* GIVEN TASK
Each record is to be transcribed exactly.
§
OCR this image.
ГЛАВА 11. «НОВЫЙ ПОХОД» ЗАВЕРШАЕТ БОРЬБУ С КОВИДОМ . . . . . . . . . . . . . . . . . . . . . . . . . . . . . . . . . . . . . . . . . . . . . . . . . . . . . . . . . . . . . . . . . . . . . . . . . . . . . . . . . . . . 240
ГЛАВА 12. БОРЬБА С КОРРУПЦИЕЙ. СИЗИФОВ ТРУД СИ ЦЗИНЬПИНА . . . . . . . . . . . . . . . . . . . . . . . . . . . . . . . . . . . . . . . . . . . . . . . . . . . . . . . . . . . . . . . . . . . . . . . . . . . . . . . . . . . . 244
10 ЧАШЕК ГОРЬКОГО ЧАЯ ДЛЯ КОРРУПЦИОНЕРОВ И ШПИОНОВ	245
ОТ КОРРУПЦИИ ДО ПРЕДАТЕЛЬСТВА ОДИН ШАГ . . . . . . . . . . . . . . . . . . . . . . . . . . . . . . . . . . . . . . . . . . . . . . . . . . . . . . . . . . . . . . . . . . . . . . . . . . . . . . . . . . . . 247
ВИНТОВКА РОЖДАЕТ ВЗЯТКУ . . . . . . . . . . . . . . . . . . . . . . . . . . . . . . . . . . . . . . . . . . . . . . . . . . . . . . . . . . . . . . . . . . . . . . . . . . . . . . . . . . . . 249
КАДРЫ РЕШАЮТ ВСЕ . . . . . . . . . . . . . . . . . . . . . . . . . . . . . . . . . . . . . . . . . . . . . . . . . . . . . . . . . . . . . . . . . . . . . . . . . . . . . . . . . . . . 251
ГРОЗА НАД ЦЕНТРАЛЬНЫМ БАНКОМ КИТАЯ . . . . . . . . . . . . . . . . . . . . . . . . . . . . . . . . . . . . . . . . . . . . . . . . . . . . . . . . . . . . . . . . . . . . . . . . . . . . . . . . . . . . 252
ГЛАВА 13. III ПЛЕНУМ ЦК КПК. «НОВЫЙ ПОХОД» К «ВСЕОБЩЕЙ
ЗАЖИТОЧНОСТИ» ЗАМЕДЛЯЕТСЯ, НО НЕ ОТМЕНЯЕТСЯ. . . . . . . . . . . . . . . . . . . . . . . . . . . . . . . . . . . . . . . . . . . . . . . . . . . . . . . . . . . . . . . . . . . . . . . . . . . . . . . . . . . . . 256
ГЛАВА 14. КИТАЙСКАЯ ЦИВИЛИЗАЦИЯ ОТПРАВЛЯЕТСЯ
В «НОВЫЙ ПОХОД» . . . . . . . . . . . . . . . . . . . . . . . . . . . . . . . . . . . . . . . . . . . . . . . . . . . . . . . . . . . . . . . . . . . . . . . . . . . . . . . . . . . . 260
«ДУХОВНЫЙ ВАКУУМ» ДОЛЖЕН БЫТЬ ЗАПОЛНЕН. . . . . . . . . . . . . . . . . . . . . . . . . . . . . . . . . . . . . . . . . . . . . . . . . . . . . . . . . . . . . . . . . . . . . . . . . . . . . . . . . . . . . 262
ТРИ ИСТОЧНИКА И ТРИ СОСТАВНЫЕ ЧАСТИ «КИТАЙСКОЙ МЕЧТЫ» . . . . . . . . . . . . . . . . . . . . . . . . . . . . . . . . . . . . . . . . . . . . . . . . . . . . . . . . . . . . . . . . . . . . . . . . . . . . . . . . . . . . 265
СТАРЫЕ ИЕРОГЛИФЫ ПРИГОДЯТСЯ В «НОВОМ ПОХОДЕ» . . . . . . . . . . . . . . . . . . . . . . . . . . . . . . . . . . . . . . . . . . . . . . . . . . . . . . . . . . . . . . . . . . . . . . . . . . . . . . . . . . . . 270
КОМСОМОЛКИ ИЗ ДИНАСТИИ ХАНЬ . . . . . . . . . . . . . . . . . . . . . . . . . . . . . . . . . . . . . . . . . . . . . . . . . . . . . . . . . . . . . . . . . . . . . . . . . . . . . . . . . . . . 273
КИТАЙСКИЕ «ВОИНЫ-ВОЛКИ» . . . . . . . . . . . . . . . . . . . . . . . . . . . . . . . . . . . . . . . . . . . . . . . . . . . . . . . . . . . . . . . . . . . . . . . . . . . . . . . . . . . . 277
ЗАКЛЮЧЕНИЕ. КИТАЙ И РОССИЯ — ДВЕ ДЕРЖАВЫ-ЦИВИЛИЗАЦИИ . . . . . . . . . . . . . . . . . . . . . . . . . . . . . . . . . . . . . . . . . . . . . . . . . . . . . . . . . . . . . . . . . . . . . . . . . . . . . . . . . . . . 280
§
* ANSWER IN FULL
OCR this image.
ГЛАВА 11. «НОВЫЙ ПОХОД» ЗАВЕРШАЕТ БОРЬБУ С КОВИДОМ . . . . . . . . . . . . . . . . . . . . . . . . . . . . . . . . . . . . . . . . . . . . . . . . . . . . . . . . . . . . . . . . . . . . . . . . . . . . . . . . . . . . 240
ГЛАВА 12. БОРЬБА С КОРРУПЦИЕЙ. СИЗИФОВ ТРУД СИ ЦЗИНЬПИНА . . . . . . . . . . . . . . . . . . . . . . . . . . . . . . . . . . . . . . . . . . . . . . . . . . . . . . . . . . . . . . . . . . . . . . . . . . . . . . . . . . . . 244
10 ЧАШЕК ГОРЬКОГО ЧАЯ ДЛЯ КОРРУПЦИОНЕРОВ И ШПИОНОВ	245
ОТ КОРРУПЦИИ ДО ПРЕДАТЕЛЬСТВА ОДИН ШАГ . . . . . . . . . . . . . . . . . . . . . . . . . . . . . . . . . . . . . . . . . . . . . . . . . . . . . . . . . . . . . . . . . . . . . . . . . . . . . . . . . . . . 247
ВИНТОВКА РОЖДАЕТ ВЗЯТКУ . . . . . . . . . . . . . . . . . . . . . . . . . . . . . . . . . . . . . . . . . . . . . . . . . . . . . . . . . . . . . . . . . . . . . . . . . . . . . . . . . . . . 249
КАДРЫ РЕШАЮТ ВСЕ . . . . . . . . . . . . . . . . . . . . . . . . . . . . . . . . . . . . . . . . . . . . . . . . . . . . . . . . . . . . . . . . . . . . . . . . . . . . . . . . . . . . 251
ГРОЗА НАД ЦЕНТРАЛЬНЫМ БАНКОМ КИТАЯ . . . . . . . . . . . . . . . . . . . . . . . . . . . . . . . . . . . . . . . . . . . . . . . . . . . . . . . . . . . . . . . . . . . . . . . . . . . . . . . . . . . . 252
ГЛАВА 13. III ПЛЕНУМ ЦК КПК. «НОВЫЙ ПОХОД» К «ВСЕОБЩЕЙ
ЗАЖИТОЧНОСТИ» ЗАМЕДЛЯЕТСЯ, НО НЕ ОТМЕНЯЕТСЯ. . . . . . . . . . . . . . . . . . . . . . . . . . . . . . . . . . . . . . . . . . . . . . . . . . . . . . . . . . . . . . . . . . . . . . . . . . . . . . . . . . . . . 256
ГЛАВА 14. КИТАЙСКАЯ ЦИВИЛИЗАЦИЯ ОТПРАВЛЯЕТСЯ
В «НОВЫЙ ПОХОД» . . . . . . . . . . . . . . . . . . . . . . . . . . . . . . . . . . . . . . . . . . . . . . . . . . . . . . . . . . . . . . . . . . . . . . . . . . . . . . . . . . . . 260
«ДУХОВНЫЙ ВАКУУМ» ДОЛЖЕН БЫТЬ ЗАПОЛНЕН. . . . . . . . . . . . . . . . . . . . . . . . . . . . . . . . . . . . . . . . . . . . . . . . . . . . . . . . . . . . . . . . . . . . . . . . . . . . . . . . . . . . . 262
ТРИ ИСТОЧНИКА И ТРИ СОСТАВНЫЕ ЧАСТИ «КИТАЙСКОЙ МЕЧТЫ» . . . . . . . . . . . . . . . . . . . . . . . . . . . . . . . . . . . . . . . . . . . . . . . . . . . . . . . . . . . . . . . . . . . . . . . . . . . . . . . . . . . . 265
СТАРЫЕ ИЕРОГЛИФЫ ПРИГОДЯТСЯ В «НОВОМ ПОХОДЕ» . . . . . . . . . . . . . . . . . . . . . . . . . . . . . . . . . . . . . . . . . . . . . . . . . . . . . . . . . . . . . . . . . . . . . . . . . . . . . . . . . . . . 270
КОМСОМОЛКИ ИЗ ДИНАСТИИ ХАНЬ . . . . . . . . . . . . . . . . . . . . . . . . . . . . . . . . . . . . . . . . . . . . . . . . . . . . . . . . . . . . . . . . . . . . . . . . . . . . . . . . . . . . 273
КИТАЙСКИЕ «ВОИНЫ-ВОЛКИ» . . . . . . . . . . . . . . . . . . . . . . . . . . . . . . . . . . . . . . . . . . . . . . . . . . . . . . . . . . . . . . . . . . . . . . . . . . . . . . . . . . . . 277
ЗАКЛЮЧЕНИЕ. КИТАЙ И РОССИЯ — ДВЕ ДЕРЖАВЫ-ЦИВИЛИЗАЦИИ . . . . . . . . . . . . . . . . . . . . . . . . . . . . . . . . . . . . . . . . . . . . . . . . . . . . . . . . . . . . . . . . . . . . . . . . . . . . . . . . . . . . 280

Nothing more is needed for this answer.